Collect every line in the records below that contains the word "плит".
-------- Material for this task
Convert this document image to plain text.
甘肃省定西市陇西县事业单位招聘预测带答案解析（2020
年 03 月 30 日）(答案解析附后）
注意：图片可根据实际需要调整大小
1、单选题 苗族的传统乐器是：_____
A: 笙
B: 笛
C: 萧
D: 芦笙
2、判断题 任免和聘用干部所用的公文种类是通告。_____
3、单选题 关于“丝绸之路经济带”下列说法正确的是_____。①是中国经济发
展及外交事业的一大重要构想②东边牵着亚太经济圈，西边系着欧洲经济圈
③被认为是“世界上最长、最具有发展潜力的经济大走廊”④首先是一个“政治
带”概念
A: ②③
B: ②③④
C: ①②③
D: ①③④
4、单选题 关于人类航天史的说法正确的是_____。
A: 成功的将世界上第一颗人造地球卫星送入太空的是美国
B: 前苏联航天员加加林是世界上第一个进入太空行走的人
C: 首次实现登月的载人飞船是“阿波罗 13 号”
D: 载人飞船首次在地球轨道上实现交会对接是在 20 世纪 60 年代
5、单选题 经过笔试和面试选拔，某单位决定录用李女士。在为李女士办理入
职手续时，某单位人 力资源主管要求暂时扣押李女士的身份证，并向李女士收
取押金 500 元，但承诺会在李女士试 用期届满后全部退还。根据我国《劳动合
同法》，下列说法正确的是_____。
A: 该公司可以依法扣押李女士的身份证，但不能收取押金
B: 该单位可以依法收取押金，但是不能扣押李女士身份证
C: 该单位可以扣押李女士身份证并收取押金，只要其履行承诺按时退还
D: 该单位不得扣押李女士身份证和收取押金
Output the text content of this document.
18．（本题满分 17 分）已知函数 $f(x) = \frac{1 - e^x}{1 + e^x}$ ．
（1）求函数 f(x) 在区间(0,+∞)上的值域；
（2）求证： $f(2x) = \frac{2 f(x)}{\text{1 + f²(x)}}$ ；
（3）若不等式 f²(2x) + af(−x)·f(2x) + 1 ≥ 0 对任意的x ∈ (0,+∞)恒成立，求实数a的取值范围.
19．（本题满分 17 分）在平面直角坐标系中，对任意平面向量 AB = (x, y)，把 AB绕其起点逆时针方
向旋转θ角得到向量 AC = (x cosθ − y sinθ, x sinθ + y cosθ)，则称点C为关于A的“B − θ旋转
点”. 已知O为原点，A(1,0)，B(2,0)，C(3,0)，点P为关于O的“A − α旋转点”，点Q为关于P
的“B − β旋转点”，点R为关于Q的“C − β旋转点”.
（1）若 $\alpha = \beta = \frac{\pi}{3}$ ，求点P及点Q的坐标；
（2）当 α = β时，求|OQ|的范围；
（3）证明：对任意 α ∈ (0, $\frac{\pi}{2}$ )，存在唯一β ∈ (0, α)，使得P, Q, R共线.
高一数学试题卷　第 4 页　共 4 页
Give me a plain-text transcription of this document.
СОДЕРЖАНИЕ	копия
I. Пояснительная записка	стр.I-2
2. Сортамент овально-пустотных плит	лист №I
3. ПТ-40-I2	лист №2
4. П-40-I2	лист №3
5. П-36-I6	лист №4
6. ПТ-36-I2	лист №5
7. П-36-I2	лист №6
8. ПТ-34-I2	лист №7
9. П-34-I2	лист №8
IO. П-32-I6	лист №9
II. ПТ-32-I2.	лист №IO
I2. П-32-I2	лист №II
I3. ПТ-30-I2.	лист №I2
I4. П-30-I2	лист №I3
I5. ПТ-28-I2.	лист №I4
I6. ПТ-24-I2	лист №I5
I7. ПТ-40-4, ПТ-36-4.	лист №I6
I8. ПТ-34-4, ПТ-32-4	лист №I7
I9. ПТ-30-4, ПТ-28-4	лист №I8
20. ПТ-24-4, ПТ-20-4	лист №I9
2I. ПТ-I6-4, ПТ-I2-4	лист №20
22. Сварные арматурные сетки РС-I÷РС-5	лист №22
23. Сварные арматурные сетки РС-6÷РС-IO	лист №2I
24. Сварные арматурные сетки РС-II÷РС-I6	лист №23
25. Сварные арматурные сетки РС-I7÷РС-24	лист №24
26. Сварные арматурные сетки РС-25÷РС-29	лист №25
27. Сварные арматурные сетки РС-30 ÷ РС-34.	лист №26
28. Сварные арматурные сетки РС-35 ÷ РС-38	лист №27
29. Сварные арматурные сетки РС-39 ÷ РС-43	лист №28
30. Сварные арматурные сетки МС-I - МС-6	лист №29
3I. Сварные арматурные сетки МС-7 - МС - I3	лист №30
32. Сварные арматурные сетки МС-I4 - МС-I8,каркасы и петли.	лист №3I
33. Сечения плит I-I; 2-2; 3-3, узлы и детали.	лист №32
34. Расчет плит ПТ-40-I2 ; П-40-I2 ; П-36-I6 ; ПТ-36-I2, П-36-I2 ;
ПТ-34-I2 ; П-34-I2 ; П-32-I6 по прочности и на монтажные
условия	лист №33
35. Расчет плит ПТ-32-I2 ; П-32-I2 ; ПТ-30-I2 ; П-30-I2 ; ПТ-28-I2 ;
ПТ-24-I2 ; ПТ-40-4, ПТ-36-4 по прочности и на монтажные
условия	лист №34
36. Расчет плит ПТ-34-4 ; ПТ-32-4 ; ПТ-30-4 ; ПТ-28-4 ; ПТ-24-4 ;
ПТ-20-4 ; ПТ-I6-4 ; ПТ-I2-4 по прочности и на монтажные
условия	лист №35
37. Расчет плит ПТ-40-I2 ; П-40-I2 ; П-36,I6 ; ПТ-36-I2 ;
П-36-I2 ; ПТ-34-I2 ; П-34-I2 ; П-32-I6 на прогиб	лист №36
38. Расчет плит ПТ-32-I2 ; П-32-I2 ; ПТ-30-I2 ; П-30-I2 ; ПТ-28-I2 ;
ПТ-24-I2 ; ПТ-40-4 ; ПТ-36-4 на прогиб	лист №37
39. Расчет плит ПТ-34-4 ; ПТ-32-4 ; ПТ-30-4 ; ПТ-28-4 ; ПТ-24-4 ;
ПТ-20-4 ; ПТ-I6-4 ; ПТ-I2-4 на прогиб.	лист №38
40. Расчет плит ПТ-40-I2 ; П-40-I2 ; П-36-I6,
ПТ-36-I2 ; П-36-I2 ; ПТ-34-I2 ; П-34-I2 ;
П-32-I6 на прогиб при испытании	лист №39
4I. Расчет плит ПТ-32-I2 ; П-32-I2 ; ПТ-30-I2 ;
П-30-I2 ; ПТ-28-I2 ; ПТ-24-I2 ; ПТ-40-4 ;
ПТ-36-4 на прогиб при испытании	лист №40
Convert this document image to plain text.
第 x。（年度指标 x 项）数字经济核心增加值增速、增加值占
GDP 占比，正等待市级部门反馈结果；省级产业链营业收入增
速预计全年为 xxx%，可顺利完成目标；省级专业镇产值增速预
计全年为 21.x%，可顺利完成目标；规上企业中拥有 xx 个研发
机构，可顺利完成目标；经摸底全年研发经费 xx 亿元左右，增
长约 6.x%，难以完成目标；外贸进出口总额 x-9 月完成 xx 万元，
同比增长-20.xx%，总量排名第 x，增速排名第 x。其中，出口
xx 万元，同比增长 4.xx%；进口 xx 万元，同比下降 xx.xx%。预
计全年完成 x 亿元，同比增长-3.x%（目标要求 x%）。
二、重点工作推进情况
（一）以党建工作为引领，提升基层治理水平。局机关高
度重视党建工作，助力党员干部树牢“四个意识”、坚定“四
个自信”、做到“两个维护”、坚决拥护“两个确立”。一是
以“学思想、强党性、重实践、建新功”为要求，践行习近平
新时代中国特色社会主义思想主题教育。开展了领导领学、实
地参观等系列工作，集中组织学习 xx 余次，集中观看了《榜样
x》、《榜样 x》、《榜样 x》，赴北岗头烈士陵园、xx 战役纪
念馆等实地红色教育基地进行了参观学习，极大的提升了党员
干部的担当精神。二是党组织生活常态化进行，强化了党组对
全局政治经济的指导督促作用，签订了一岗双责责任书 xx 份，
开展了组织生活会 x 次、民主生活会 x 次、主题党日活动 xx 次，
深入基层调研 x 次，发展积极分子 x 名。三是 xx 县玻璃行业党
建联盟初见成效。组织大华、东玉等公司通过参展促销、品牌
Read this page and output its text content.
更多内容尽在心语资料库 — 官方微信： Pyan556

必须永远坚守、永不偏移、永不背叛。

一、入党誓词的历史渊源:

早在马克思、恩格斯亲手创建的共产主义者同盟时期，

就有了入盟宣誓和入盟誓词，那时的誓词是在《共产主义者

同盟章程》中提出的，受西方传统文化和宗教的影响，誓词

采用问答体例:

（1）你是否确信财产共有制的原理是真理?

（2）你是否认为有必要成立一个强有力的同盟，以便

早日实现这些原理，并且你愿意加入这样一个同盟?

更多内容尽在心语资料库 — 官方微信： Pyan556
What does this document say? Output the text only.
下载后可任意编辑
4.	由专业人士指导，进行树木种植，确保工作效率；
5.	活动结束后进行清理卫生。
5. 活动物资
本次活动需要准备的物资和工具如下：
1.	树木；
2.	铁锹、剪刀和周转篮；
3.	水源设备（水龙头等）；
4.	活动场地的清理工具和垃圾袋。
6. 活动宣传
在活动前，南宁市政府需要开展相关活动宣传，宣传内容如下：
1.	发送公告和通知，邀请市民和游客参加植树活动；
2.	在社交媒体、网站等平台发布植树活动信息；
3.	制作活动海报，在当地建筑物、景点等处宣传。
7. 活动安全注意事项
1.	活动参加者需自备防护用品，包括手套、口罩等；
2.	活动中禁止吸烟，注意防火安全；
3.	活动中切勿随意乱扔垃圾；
----------------
Solution to this problem
2. Сортамент овально-пустотных плит	лист №I
33. Сечения плит I-I; 2-2; 3-3, узлы и детали.	лист №32
34. Расчет плит ПТ-40-I2 ; П-40-I2 ; П-36-I6 ; ПТ-36-I2, П-36-I2 ;
35. Расчет плит ПТ-32-I2 ; П-32-I2 ; ПТ-30-I2 ; П-30-I2 ; ПТ-28-I2 ;
36. Расчет плит ПТ-34-4 ; ПТ-32-4 ; ПТ-30-4 ; ПТ-28-4 ; ПТ-24-4 ;
37. Расчет плит ПТ-40-I2 ; П-40-I2 ; П-36,I6 ; ПТ-36-I2 ;
38. Расчет плит ПТ-32-I2 ; П-32-I2 ; ПТ-30-I2 ; П-30-I2 ; ПТ-28-I2 ;
39. Расчет плит ПТ-34-4 ; ПТ-32-4 ; ПТ-30-4 ; ПТ-28-4 ; ПТ-24-4 ;
40. Расчет плит ПТ-40-I2 ; П-40-I2 ; П-36-I6,
4I. Расчет плит ПТ-32-I2 ; П-32-I2 ; ПТ-30-I2 ;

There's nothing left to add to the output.